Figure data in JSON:
-*-*-
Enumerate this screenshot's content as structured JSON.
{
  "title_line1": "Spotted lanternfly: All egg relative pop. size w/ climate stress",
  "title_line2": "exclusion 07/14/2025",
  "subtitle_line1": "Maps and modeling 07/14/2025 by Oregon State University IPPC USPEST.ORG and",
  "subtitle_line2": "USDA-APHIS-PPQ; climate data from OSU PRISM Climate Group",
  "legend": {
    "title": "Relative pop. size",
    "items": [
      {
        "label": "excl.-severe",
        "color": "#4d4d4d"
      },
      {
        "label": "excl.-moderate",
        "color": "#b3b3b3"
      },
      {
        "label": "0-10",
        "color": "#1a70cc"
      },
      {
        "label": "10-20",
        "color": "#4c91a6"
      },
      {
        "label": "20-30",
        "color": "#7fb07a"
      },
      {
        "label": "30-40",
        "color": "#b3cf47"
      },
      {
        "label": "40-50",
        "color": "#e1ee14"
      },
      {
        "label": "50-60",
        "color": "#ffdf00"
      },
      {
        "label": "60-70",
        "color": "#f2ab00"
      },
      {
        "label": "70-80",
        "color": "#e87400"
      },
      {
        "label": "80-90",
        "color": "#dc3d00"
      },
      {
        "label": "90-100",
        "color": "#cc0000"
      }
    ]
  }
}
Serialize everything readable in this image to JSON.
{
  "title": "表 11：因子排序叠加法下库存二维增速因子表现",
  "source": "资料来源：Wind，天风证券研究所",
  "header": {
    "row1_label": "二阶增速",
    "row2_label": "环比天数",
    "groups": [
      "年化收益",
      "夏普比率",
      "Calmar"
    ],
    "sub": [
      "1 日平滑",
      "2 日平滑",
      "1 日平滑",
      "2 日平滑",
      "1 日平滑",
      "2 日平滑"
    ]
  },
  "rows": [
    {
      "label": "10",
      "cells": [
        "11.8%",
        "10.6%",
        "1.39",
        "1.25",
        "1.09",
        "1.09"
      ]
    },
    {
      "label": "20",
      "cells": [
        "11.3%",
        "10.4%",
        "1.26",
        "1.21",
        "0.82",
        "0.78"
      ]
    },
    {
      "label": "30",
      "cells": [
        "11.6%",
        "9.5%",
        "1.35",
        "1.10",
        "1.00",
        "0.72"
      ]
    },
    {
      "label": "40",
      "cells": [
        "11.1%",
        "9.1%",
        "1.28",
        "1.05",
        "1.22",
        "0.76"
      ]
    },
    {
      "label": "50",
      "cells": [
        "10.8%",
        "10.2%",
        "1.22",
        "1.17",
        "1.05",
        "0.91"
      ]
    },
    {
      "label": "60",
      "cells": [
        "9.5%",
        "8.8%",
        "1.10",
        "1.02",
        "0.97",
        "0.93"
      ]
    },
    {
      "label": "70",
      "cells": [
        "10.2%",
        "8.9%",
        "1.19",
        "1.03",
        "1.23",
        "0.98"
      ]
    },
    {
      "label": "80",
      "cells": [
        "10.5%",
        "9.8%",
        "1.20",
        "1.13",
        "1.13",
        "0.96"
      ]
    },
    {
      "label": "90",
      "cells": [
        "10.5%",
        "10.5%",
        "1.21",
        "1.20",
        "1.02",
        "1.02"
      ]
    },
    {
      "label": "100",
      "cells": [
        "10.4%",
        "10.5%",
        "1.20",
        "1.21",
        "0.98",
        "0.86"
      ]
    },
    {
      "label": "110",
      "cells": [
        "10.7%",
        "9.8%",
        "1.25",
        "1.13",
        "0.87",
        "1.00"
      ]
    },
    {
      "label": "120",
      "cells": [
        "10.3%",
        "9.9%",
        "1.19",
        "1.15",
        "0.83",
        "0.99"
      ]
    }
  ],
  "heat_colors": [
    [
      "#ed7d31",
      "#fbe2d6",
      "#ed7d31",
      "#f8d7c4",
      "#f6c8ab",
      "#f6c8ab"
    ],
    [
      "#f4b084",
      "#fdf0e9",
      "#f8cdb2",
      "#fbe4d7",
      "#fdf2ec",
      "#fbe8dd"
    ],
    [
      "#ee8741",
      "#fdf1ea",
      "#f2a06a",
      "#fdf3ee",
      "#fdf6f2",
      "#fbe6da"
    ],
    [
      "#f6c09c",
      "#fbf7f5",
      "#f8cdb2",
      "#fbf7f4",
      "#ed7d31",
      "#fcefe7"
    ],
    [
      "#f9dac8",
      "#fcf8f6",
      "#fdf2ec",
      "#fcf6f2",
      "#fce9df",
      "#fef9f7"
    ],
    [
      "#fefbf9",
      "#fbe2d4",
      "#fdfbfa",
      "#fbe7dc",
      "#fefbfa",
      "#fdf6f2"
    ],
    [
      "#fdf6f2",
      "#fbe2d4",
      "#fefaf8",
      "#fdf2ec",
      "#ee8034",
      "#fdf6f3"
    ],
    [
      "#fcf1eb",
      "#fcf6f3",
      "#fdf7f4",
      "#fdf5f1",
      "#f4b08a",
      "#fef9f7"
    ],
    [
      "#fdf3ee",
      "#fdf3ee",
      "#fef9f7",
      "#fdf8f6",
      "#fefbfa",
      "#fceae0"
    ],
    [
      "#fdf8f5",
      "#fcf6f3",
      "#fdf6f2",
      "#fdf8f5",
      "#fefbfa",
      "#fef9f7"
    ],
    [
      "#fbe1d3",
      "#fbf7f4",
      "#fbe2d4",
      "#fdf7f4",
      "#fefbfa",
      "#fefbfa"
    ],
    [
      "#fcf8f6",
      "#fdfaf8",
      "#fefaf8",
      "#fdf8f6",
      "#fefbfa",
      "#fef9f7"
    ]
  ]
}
-*-*-
■ Task instructions ■
Spot every line that holds "climate" and copy it.

■ Written response ■
  "title_line1": "Spotted lanternfly: All egg relative pop. size w/ climate stress",
  "subtitle_line2": "USDA-APHIS-PPQ; climate data from OSU PRISM Climate Group",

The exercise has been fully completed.